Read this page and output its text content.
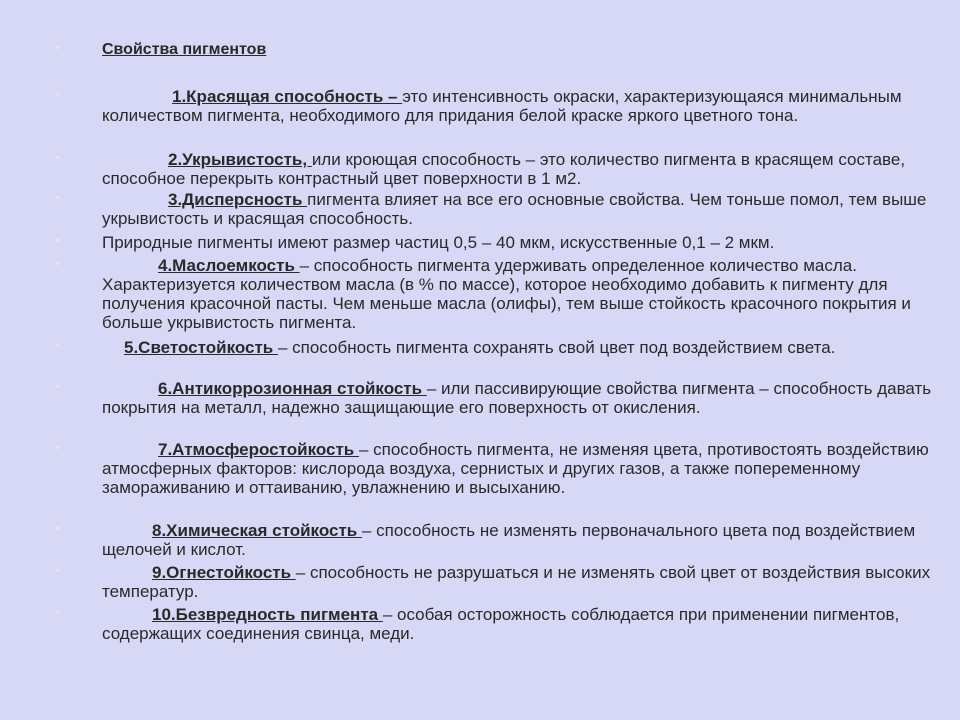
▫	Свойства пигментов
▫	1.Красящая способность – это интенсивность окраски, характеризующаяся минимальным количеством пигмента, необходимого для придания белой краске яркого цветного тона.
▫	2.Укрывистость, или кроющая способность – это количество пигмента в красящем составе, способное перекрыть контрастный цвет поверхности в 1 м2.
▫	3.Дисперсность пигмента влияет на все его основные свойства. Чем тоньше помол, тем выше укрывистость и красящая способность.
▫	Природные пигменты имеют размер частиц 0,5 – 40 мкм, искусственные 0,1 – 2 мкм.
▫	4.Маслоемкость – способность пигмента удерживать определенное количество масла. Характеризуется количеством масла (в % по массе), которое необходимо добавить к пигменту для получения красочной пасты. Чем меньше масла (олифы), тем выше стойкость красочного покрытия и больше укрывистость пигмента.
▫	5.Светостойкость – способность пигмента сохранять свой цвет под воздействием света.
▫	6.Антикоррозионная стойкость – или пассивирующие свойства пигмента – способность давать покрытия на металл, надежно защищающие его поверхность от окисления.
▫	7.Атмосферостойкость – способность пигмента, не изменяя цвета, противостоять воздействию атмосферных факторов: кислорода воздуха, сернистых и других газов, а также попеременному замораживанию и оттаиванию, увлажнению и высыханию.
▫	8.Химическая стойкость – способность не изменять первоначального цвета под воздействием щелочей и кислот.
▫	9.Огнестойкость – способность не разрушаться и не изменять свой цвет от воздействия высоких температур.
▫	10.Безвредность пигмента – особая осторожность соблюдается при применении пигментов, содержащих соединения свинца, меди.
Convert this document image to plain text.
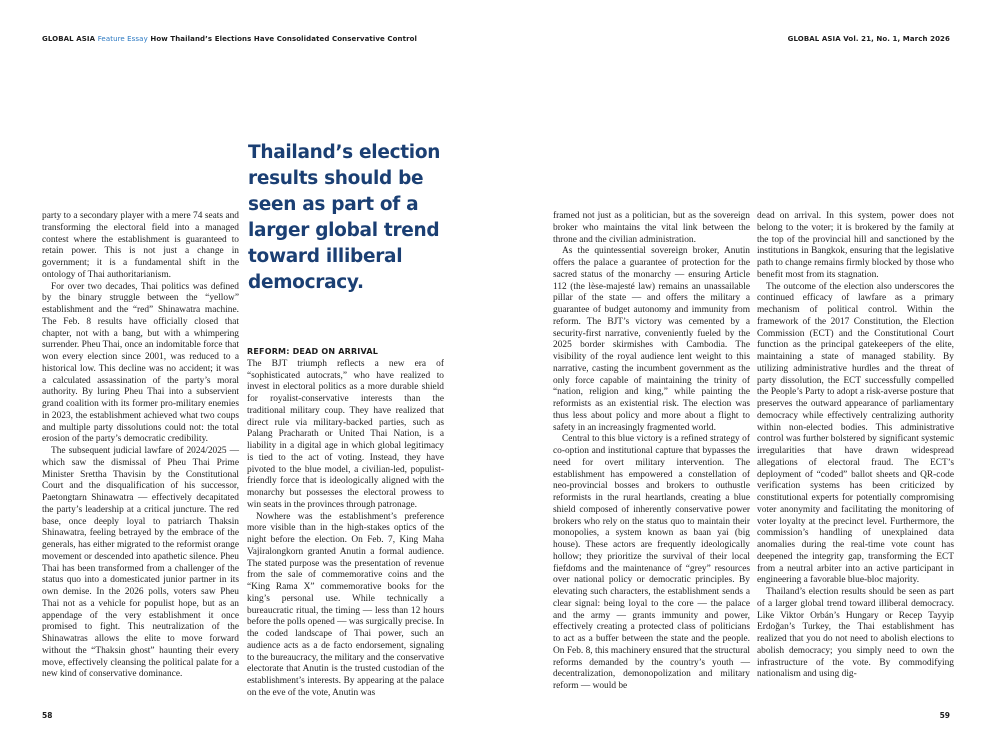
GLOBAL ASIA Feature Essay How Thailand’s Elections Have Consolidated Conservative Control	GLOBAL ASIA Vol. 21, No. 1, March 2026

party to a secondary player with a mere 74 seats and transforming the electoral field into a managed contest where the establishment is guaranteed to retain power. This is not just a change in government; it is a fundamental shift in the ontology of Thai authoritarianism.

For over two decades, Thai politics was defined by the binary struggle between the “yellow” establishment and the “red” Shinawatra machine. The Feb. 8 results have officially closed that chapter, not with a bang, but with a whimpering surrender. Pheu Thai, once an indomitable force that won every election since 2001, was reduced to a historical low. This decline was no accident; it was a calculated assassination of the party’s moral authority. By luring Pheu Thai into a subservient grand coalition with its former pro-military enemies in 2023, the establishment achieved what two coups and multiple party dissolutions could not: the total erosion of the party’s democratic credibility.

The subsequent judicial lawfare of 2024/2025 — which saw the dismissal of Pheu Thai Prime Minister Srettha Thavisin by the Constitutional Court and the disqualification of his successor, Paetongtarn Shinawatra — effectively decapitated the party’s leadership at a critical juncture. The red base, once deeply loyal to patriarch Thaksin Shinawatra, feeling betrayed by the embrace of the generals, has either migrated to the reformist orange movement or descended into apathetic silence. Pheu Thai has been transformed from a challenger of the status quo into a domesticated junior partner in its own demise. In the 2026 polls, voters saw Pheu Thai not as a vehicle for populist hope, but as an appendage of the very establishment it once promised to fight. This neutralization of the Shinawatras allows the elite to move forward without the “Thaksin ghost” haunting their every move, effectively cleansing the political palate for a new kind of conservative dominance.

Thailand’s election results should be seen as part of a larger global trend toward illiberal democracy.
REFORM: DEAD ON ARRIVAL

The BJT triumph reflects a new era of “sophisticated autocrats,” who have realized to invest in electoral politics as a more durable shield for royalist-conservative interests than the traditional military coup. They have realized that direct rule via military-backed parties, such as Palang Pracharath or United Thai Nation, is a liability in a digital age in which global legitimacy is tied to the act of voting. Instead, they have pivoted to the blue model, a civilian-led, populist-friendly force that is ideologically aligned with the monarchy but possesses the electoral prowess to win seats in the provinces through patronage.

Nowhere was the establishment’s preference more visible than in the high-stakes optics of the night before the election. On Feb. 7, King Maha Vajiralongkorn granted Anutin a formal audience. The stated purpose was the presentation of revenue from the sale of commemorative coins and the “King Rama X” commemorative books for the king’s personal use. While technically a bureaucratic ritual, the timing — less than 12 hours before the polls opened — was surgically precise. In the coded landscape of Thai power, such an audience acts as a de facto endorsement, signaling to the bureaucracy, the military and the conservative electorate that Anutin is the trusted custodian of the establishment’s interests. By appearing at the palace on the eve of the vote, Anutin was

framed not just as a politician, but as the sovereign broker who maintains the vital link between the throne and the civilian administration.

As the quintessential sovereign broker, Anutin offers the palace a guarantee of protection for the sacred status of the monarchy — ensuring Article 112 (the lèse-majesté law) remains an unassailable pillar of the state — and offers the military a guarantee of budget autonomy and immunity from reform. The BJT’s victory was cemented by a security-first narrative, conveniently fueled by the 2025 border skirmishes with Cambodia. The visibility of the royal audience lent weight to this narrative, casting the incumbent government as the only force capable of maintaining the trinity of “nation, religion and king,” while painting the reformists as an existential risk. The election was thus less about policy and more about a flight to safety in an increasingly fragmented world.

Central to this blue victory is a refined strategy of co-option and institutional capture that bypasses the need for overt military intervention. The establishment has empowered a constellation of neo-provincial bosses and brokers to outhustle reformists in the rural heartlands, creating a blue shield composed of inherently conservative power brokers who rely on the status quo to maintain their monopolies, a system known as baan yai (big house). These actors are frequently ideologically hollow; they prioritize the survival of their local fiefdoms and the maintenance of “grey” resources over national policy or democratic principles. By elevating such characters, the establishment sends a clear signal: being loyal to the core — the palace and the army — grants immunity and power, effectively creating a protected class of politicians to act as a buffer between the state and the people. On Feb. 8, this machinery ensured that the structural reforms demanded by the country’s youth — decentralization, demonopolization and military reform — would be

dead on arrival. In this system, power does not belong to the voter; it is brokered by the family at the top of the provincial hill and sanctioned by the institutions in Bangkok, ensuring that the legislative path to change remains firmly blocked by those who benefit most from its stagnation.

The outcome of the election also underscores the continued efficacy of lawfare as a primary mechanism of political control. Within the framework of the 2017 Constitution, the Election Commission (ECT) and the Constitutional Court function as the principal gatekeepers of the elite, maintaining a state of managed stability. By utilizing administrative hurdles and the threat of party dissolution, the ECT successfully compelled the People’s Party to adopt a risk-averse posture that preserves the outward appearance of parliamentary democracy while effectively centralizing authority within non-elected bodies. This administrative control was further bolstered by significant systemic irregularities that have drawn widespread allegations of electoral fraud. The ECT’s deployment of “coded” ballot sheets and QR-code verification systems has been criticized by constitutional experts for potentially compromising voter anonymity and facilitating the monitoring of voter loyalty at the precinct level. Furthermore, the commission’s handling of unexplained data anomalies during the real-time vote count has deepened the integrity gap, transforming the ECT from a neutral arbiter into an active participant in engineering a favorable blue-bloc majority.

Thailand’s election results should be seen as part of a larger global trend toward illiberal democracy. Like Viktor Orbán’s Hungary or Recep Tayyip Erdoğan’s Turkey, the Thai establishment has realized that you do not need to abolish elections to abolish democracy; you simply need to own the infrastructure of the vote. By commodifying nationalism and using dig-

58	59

## Given task
Pictures don't belong in the copy. Transcribe every record exactly as it appears.

## The output
Read this page and output its text content.
▫	Свойства пигментов
▫	1.Красящая способность – это интенсивность окраски, характеризующаяся минимальным количеством пигмента, необходимого для придания белой краске яркого цветного тона.
▫	2.Укрывистость, или кроющая способность – это количество пигмента в красящем составе, способное перекрыть контрастный цвет поверхности в 1 м2.
▫	3.Дисперсность пигмента влияет на все его основные свойства. Чем тоньше помол, тем выше укрывистость и красящая способность.
▫	Природные пигменты имеют размер частиц 0,5 – 40 мкм, искусственные 0,1 – 2 мкм.
▫	4.Маслоемкость – способность пигмента удерживать определенное количество масла. Характеризуется количеством масла (в % по массе), которое необходимо добавить к пигменту для получения красочной пасты. Чем меньше масла (олифы), тем выше стойкость красочного покрытия и больше укрывистость пигмента.
▫	5.Светостойкость – способность пигмента сохранять свой цвет под воздействием света.
▫	6.Антикоррозионная стойкость – или пассивирующие свойства пигмента – способность давать покрытия на металл, надежно защищающие его поверхность от окисления.
▫	7.Атмосферостойкость – способность пигмента, не изменяя цвета, противостоять воздействию атмосферных факторов: кислорода воздуха, сернистых и других газов, а также попеременному замораживанию и оттаиванию, увлажнению и высыханию.
▫	8.Химическая стойкость – способность не изменять первоначального цвета под воздействием щелочей и кислот.
▫	9.Огнестойкость – способность не разрушаться и не изменять свой цвет от воздействия высоких температур.
▫	10.Безвредность пигмента – особая осторожность соблюдается при применении пигментов, содержащих соединения свинца, меди.
Convert this document image to plain text.
GLOBAL ASIA Feature Essay How Thailand’s Elections Have Consolidated Conservative Control	GLOBAL ASIA Vol. 21, No. 1, March 2026

party to a secondary player with a mere 74 seats and transforming the electoral field into a managed contest where the establishment is guaranteed to retain power. This is not just a change in government; it is a fundamental shift in the ontology of Thai authoritarianism.

For over two decades, Thai politics was defined by the binary struggle between the “yellow” establishment and the “red” Shinawatra machine. The Feb. 8 results have officially closed that chapter, not with a bang, but with a whimpering surrender. Pheu Thai, once an indomitable force that won every election since 2001, was reduced to a historical low. This decline was no accident; it was a calculated assassination of the party’s moral authority. By luring Pheu Thai into a subservient grand coalition with its former pro-military enemies in 2023, the establishment achieved what two coups and multiple party dissolutions could not: the total erosion of the party’s democratic credibility.

The subsequent judicial lawfare of 2024/2025 — which saw the dismissal of Pheu Thai Prime Minister Srettha Thavisin by the Constitutional Court and the disqualification of his successor, Paetongtarn Shinawatra — effectively decapitated the party’s leadership at a critical juncture. The red base, once deeply loyal to patriarch Thaksin Shinawatra, feeling betrayed by the embrace of the generals, has either migrated to the reformist orange movement or descended into apathetic silence. Pheu Thai has been transformed from a challenger of the status quo into a domesticated junior partner in its own demise. In the 2026 polls, voters saw Pheu Thai not as a vehicle for populist hope, but as an appendage of the very establishment it once promised to fight. This neutralization of the Shinawatras allows the elite to move forward without the “Thaksin ghost” haunting their every move, effectively cleansing the political palate for a new kind of conservative dominance.

Thailand’s election results should be seen as part of a larger global trend toward illiberal democracy.
REFORM: DEAD ON ARRIVAL

The BJT triumph reflects a new era of “sophisticated autocrats,” who have realized to invest in electoral politics as a more durable shield for royalist-conservative interests than the traditional military coup. They have realized that direct rule via military-backed parties, such as Palang Pracharath or United Thai Nation, is a liability in a digital age in which global legitimacy is tied to the act of voting. Instead, they have pivoted to the blue model, a civilian-led, populist-friendly force that is ideologically aligned with the monarchy but possesses the electoral prowess to win seats in the provinces through patronage.

Nowhere was the establishment’s preference more visible than in the high-stakes optics of the night before the election. On Feb. 7, King Maha Vajiralongkorn granted Anutin a formal audience. The stated purpose was the presentation of revenue from the sale of commemorative coins and the “King Rama X” commemorative books for the king’s personal use. While technically a bureaucratic ritual, the timing — less than 12 hours before the polls opened — was surgically precise. In the coded landscape of Thai power, such an audience acts as a de facto endorsement, signaling to the bureaucracy, the military and the conservative electorate that Anutin is the trusted custodian of the establishment’s interests. By appearing at the palace on the eve of the vote, Anutin was

framed not just as a politician, but as the sovereign broker who maintains the vital link between the throne and the civilian administration.

As the quintessential sovereign broker, Anutin offers the palace a guarantee of protection for the sacred status of the monarchy — ensuring Article 112 (the lèse-majesté law) remains an unassailable pillar of the state — and offers the military a guarantee of budget autonomy and immunity from reform. The BJT’s victory was cemented by a security-first narrative, conveniently fueled by the 2025 border skirmishes with Cambodia. The visibility of the royal audience lent weight to this narrative, casting the incumbent government as the only force capable of maintaining the trinity of “nation, religion and king,” while painting the reformists as an existential risk. The election was thus less about policy and more about a flight to safety in an increasingly fragmented world.

Central to this blue victory is a refined strategy of co-option and institutional capture that bypasses the need for overt military intervention. The establishment has empowered a constellation of neo-provincial bosses and brokers to outhustle reformists in the rural heartlands, creating a blue shield composed of inherently conservative power brokers who rely on the status quo to maintain their monopolies, a system known as baan yai (big house). These actors are frequently ideologically hollow; they prioritize the survival of their local fiefdoms and the maintenance of “grey” resources over national policy or democratic principles. By elevating such characters, the establishment sends a clear signal: being loyal to the core — the palace and the army — grants immunity and power, effectively creating a protected class of politicians to act as a buffer between the state and the people. On Feb. 8, this machinery ensured that the structural reforms demanded by the country’s youth — decentralization, demonopolization and military reform — would be

dead on arrival. In this system, power does not belong to the voter; it is brokered by the family at the top of the provincial hill and sanctioned by the institutions in Bangkok, ensuring that the legislative path to change remains firmly blocked by those who benefit most from its stagnation.

The outcome of the election also underscores the continued efficacy of lawfare as a primary mechanism of political control. Within the framework of the 2017 Constitution, the Election Commission (ECT) and the Constitutional Court function as the principal gatekeepers of the elite, maintaining a state of managed stability. By utilizing administrative hurdles and the threat of party dissolution, the ECT successfully compelled the People’s Party to adopt a risk-averse posture that preserves the outward appearance of parliamentary democracy while effectively centralizing authority within non-elected bodies. This administrative control was further bolstered by significant systemic irregularities that have drawn widespread allegations of electoral fraud. The ECT’s deployment of “coded” ballot sheets and QR-code verification systems has been criticized by constitutional experts for potentially compromising voter anonymity and facilitating the monitoring of voter loyalty at the precinct level. Furthermore, the commission’s handling of unexplained data anomalies during the real-time vote count has deepened the integrity gap, transforming the ECT from a neutral arbiter into an active participant in engineering a favorable blue-bloc majority.

Thailand’s election results should be seen as part of a larger global trend toward illiberal democracy. Like Viktor Orbán’s Hungary or Recep Tayyip Erdoğan’s Turkey, the Thai establishment has realized that you do not need to abolish elections to abolish democracy; you simply need to own the infrastructure of the vote. By commodifying nationalism and using dig-

58	59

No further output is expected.